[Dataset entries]
====================
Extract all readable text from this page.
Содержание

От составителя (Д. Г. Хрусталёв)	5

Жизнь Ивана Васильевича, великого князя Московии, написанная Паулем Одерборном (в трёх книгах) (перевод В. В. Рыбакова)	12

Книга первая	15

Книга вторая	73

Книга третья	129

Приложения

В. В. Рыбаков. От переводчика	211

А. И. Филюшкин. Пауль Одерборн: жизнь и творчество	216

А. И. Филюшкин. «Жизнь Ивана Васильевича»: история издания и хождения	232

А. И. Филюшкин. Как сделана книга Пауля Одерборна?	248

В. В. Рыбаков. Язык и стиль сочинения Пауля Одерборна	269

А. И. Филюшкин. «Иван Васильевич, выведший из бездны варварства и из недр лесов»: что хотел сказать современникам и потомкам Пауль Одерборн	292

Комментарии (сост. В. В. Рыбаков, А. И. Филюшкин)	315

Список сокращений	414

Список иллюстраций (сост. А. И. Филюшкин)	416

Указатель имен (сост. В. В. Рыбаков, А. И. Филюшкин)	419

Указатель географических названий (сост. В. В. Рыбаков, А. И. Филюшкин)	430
====================
* Set exercise *
Pick out lines containing the word "Список", each one as written.

* Task output *
Список сокращений	414
Список иллюстраций (сост. А. И. Филюшкин)	416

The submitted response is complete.